*** Opening DATASET ***

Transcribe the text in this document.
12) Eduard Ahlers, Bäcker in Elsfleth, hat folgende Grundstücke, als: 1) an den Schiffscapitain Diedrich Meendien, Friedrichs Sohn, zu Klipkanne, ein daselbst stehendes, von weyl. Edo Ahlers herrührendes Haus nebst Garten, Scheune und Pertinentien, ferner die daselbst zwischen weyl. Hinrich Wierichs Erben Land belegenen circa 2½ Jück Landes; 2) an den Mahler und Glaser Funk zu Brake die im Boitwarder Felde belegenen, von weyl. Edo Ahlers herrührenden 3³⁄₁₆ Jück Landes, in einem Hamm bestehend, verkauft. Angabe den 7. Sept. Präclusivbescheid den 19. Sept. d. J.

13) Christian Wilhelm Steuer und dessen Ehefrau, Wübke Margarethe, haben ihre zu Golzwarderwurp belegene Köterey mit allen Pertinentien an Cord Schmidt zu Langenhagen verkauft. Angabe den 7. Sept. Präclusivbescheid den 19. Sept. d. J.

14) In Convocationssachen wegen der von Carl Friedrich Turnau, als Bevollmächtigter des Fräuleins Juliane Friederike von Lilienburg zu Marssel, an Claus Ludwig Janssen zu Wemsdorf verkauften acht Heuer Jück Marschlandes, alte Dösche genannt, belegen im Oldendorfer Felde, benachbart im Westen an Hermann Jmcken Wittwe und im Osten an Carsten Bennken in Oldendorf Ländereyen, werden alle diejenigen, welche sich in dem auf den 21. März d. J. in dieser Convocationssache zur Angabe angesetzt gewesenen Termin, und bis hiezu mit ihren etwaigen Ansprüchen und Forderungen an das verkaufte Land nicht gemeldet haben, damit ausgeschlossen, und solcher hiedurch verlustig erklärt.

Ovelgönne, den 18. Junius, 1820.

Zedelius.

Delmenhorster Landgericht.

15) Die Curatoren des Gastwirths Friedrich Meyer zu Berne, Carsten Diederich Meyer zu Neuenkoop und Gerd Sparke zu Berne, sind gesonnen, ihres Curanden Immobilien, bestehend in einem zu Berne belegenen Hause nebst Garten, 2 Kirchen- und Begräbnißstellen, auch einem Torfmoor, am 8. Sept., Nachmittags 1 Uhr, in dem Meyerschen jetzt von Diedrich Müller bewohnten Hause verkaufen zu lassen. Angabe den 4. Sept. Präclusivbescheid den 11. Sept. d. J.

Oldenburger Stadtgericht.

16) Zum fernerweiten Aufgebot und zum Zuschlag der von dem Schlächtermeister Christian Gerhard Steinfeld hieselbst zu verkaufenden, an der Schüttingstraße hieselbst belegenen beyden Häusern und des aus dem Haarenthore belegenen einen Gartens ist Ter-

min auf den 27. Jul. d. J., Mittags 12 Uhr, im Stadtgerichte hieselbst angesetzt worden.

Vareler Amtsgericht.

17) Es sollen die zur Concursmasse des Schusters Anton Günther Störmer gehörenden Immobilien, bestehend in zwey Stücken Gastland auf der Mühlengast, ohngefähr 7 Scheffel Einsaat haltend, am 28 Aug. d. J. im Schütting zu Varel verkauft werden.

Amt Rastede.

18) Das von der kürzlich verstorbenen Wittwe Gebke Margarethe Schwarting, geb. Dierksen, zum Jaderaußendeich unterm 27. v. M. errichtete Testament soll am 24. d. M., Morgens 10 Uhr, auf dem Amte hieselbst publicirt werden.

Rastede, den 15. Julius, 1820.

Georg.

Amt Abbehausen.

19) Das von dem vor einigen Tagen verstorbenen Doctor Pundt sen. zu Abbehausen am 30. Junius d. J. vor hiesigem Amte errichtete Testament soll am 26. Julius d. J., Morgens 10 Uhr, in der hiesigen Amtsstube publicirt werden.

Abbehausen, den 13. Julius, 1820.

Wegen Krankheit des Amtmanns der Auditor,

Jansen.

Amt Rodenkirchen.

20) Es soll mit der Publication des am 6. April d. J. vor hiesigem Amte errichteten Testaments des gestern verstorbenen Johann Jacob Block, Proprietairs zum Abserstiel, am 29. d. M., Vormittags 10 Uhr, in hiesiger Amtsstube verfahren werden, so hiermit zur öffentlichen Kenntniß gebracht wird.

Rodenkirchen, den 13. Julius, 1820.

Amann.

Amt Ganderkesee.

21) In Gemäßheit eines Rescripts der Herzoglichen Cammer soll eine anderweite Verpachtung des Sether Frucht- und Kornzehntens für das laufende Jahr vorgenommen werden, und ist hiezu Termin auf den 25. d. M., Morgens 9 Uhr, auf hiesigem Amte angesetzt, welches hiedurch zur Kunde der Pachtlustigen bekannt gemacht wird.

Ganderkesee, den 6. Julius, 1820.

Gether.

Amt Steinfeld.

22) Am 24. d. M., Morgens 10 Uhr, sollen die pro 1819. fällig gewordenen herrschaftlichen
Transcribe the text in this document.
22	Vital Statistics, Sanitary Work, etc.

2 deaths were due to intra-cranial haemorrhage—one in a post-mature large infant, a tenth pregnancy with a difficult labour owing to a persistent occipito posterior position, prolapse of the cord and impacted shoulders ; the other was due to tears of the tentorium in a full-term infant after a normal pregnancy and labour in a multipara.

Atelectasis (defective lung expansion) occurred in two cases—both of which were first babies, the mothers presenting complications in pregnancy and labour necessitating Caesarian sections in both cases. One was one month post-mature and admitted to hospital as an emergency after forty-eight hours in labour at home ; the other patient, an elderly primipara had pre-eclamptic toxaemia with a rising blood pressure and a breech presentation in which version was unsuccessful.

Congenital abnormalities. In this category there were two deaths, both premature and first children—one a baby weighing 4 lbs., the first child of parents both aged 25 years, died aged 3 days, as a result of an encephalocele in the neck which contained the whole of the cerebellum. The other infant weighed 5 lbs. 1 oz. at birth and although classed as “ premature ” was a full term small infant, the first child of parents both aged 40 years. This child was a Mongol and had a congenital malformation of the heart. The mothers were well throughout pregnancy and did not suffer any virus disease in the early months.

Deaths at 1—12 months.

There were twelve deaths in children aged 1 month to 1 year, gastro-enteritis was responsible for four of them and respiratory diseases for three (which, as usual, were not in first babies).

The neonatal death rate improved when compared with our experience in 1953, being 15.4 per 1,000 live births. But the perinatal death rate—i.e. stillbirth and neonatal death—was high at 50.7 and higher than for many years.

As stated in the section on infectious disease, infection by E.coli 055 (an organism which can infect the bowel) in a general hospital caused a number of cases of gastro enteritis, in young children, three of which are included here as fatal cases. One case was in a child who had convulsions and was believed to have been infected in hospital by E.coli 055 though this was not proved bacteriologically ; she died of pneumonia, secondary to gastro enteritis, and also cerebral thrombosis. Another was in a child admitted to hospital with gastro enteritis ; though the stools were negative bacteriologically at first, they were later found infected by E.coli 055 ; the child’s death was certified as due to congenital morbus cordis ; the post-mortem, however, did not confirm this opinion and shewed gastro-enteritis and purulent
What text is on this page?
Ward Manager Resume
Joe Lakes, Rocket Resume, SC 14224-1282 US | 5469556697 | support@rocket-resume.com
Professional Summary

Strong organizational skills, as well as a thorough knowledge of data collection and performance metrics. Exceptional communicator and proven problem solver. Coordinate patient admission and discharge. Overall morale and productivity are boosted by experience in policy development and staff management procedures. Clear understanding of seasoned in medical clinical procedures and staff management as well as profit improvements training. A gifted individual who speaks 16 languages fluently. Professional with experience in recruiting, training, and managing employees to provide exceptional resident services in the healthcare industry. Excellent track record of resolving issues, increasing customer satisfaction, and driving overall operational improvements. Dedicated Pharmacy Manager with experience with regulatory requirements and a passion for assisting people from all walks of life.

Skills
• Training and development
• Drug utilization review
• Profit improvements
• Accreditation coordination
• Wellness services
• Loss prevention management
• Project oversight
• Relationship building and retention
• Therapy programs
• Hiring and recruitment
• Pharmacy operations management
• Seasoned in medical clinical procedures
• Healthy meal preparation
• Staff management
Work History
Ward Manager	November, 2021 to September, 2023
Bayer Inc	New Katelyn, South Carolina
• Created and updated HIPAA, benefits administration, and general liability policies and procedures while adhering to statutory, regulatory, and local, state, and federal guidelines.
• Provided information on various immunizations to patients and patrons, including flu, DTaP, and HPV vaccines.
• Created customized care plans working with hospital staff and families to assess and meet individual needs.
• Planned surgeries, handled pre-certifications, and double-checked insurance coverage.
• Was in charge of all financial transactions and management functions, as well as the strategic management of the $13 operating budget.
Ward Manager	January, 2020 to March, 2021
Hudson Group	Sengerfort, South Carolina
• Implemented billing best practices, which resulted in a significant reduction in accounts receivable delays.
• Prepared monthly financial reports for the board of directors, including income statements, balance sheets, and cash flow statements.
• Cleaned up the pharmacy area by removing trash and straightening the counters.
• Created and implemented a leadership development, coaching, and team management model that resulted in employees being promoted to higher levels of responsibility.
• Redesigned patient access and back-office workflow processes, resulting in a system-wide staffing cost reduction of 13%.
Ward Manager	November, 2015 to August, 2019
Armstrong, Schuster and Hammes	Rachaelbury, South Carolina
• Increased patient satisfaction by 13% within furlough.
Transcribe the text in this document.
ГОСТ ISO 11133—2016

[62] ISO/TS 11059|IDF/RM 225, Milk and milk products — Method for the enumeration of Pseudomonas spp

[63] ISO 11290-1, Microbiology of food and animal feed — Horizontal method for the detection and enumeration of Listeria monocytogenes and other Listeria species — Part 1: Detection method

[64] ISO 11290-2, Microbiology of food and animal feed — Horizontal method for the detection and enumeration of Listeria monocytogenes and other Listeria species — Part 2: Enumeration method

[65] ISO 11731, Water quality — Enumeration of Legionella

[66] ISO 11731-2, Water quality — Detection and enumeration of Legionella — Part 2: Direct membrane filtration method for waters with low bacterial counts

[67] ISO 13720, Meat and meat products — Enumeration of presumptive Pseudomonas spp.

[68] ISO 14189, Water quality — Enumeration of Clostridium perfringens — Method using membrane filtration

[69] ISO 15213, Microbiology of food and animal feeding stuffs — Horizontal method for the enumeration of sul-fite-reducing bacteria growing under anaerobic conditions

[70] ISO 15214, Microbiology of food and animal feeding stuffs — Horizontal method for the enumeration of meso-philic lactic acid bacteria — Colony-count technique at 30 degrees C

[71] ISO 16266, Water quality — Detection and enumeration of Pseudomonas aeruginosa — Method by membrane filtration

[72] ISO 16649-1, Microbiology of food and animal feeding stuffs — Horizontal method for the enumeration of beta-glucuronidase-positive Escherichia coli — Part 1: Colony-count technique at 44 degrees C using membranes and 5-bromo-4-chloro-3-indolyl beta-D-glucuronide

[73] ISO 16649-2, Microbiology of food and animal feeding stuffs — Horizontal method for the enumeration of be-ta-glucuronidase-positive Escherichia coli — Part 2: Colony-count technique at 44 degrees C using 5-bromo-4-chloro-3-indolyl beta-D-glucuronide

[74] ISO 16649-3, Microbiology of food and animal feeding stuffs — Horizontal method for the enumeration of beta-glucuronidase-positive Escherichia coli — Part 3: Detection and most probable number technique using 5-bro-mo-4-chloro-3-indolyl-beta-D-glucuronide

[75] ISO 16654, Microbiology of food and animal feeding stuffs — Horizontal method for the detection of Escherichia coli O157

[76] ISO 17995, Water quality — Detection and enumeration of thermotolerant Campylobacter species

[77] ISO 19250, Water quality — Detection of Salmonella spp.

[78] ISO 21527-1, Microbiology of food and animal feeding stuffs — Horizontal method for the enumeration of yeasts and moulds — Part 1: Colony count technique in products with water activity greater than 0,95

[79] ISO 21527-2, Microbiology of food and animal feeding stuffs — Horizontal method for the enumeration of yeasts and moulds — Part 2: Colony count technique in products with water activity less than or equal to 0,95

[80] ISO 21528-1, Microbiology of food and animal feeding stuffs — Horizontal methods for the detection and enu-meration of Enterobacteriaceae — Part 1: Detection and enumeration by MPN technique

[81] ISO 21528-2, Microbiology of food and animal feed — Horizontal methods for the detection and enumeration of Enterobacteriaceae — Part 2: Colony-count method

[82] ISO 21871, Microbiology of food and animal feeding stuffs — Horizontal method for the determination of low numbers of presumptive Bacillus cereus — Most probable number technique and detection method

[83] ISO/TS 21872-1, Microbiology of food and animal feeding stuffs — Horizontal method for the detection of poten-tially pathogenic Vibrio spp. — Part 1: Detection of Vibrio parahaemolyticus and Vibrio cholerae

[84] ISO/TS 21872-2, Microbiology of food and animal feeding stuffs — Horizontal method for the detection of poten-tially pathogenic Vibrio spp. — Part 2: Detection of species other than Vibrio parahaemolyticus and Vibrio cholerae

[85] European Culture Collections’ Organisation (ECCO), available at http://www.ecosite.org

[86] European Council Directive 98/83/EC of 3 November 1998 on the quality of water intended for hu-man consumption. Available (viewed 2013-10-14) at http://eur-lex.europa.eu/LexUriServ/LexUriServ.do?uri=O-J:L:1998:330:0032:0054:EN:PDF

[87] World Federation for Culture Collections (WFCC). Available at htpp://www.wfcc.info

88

*** Closing DATASET ***

**WHAT THE TASK ASKS**
For the string "improvements", go through the entries above and copy each line where it occurs.

**SOLUTION**
Strong organizational skills, as well as a thorough knowledge of data collection and performance metrics. Exceptional communicator and proven problem solver. Coordinate patient admission and discharge. Overall morale and productivity are boosted by experience in policy development and staff management procedures. Clear understanding of seasoned in medical clinical procedures and staff management as well as profit improvements training. A gifted individual who speaks 16 languages fluently. Professional with experience in recruiting, training, and managing employees to provide exceptional resident services in the healthcare industry. Excellent track record of resolving issues, increasing customer satisfaction, and driving overall operational improvements. Dedicated Pharmacy Manager with experience with regulatory requirements and a passion for assisting people from all walks of life.
• Profit improvements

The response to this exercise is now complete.